**CONSIGNE:** Les affirmations suivantes concordent-elles avec l'entretien sur le salon de coiffure pendant la COVID-19 ? Répondez par oui ou par non à chacune et citez textuellement les mots décisifs de l'entretien. (a) Les stylistes portent un masque de six à dix heures par jour. (b) Le salon se trouve à l'étage. (c) KJ regrette que le salon ne compte pas 30 fauteuils.

MW : En raison de la COVID-19, nous avons jugé qu’il était important de laver les cheveux parce que tout doit être propre. Lorsque vous vous lavez les cheveux, vous vous lavez aussi les mains, donc tout est propre et stérile. Si vous le faites vous-même, vous savez que vous le faites bien. Parfois, si un client se lave les cheveux, ils peuvent encore être gras, donc quand vous essayez de les couper, le résultat n’est pas aussi bon.
L’utilisation des séchoirs a été un autre débat houleux. Qu’est-ce que vous en pensez ?
MW : Lorsqu’on sèche les cheveux, ils sont propres puisqu’ils ont été lavés. Je ne vois pas le problème quant aux séchoirs. De plus, nous avons la climatisation et nous sommes au rez-de-chaussée, donc nous avons une porte sur la rue et une fenêtre ouverte.
Quels sont vos conseils pour améliorer l’expérience client ?
MW : Nous sommes déjà malheureux de ne pas pouvoir leur offrir des boissons ou l’ambiance chaleureuse d’autrefois. Nous essayons de faire tout ce que nous pouvons pendant le service pour qu’ils se sentent à l’aise. Je ne veux pas qu’ils sentent qu’on les bouscule, même si tout est planifié de façon stratégique. À mon avis, il faut toujours donner notre amour et notre soutien à nos amis et nos clients, parce que c’est ce que nous avons toujours fait.
KJ : Pour ma part, je me concentre sur les massages de la tête. Chaque fois que nous lavons les cheveux, nous tâchons de donner un massage un peu plus long.
MW : Afin qu’ils puissent se détendre et se débarrasser de leur anxiété. Ils se sentent encore dorlotés et pas comme s’ils se précipitaient au salon puis hors du salon.
Comment aidez-vous votre équipe à éviter de se sentir surchargée de travail ou surmenée ?
KJ : Il y a moins d’heures de travail et maintenant les stylistes ont des pauses déjeuner, ce qui est nouveau pour eux, car le port de l’équipement est nouveau, donc c’est important de faire des pauses. Pendant le traitement de la coloration d’un client, ils peuvent aller dehors ou à la salle de pause, ayant plus de temps pour respirer, se détendre, manger, et ainsi de suite.
MW : Comme ils portent un masque de six à dix heures par jour, il est important mentalement de faire une pause de 20 minutes pour aller dehors et prendre l’air, et juste respirer.
Quelles sont les choses qui vous ont surpris au sujet de toute cette expérience ?
MW : À quel point nous devons croire que nos clients nous disent la vérité [sur leur santé], et combien il est important de leur poser les bonnes questions — à propos de leurs symptômes, de leurs déplacements, et cetera.
KJ : Lorsque nous avons ouvert le salon, il était petit et nous voulions croître. Mais avec la pandémie de COVID-19, je suis contente que ce ne soit pas un grand salon de 30 fauteuils. Je pense qu’un petit salon avec une équipe forte est la voie à suivre en ce moment. J’ai entendu dire que certains propriétaires de salon paniquent parce qu’ils perdent du personnel ou beaucoup plus d’argent. Ça semble très difficile pour eux.

**DONNÉES AFFICHÉES:**

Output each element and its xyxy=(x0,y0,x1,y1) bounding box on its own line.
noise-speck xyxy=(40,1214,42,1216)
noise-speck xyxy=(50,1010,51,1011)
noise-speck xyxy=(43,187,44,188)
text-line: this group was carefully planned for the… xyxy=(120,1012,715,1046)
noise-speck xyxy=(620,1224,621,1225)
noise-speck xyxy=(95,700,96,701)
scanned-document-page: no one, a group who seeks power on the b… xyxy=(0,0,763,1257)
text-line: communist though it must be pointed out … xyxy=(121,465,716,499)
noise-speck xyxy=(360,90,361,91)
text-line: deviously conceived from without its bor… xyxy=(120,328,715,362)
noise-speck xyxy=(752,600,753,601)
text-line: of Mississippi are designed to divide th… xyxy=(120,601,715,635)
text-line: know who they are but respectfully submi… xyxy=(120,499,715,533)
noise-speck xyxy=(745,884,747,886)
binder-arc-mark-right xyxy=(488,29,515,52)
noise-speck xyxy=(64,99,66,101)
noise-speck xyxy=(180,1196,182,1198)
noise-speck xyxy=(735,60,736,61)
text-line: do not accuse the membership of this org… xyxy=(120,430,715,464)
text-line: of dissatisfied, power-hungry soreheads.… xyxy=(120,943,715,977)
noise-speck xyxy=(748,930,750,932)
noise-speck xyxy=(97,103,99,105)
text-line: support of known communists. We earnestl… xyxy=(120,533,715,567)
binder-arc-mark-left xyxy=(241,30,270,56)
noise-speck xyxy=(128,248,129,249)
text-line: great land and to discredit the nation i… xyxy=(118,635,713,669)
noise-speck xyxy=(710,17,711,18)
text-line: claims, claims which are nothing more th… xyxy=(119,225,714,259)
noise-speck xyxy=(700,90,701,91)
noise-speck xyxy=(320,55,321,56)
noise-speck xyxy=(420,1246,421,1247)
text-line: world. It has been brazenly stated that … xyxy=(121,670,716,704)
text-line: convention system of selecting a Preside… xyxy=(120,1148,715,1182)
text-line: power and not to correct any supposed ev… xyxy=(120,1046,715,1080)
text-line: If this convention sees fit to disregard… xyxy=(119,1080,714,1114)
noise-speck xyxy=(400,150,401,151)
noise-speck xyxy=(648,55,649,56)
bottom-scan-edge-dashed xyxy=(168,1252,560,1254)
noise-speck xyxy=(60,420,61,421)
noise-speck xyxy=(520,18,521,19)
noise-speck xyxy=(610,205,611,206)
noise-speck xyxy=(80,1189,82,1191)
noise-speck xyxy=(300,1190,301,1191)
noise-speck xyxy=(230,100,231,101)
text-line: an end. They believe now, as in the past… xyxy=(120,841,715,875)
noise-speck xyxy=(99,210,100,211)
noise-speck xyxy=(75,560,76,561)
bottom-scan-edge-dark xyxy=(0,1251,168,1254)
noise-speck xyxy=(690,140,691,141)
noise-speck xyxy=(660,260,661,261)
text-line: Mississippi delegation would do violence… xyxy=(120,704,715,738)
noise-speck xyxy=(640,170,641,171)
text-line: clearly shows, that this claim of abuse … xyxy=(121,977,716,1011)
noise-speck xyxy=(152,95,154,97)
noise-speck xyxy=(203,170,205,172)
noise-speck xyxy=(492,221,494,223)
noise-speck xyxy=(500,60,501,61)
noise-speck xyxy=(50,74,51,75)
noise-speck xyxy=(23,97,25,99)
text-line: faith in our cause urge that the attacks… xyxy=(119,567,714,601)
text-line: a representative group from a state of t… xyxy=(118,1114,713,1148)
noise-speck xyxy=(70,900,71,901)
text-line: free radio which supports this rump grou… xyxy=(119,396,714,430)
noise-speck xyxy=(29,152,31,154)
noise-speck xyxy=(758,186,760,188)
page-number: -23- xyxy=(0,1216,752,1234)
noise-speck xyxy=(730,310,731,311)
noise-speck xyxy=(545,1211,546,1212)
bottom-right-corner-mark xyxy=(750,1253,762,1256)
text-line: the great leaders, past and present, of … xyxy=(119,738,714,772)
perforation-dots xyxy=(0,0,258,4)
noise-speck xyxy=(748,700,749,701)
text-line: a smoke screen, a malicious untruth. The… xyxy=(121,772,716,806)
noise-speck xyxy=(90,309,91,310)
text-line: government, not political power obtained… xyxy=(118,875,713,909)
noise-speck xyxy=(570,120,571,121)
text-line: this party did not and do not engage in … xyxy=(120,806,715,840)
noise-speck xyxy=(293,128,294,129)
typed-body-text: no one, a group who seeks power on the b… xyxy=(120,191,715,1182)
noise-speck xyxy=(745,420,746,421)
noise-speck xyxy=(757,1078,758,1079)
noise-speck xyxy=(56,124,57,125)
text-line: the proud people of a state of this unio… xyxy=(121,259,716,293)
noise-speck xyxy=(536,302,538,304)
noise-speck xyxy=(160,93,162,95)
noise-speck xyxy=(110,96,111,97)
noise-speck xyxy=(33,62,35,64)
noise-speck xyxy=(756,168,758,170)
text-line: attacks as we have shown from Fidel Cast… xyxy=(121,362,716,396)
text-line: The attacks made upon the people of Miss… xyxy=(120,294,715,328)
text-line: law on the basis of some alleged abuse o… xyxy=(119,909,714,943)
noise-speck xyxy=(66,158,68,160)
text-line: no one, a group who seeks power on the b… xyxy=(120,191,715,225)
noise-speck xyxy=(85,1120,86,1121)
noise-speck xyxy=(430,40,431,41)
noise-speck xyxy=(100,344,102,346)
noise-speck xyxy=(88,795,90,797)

**VOTRE RÉPONSE:**
(a) Oui : « Comme ils portent un masque de six à dix heures par jour »
(b) Non : « nous sommes au rez-de-chaussée »
(c) Non : « je suis contente que ce ne soit pas un grand salon de 30 fauteuils »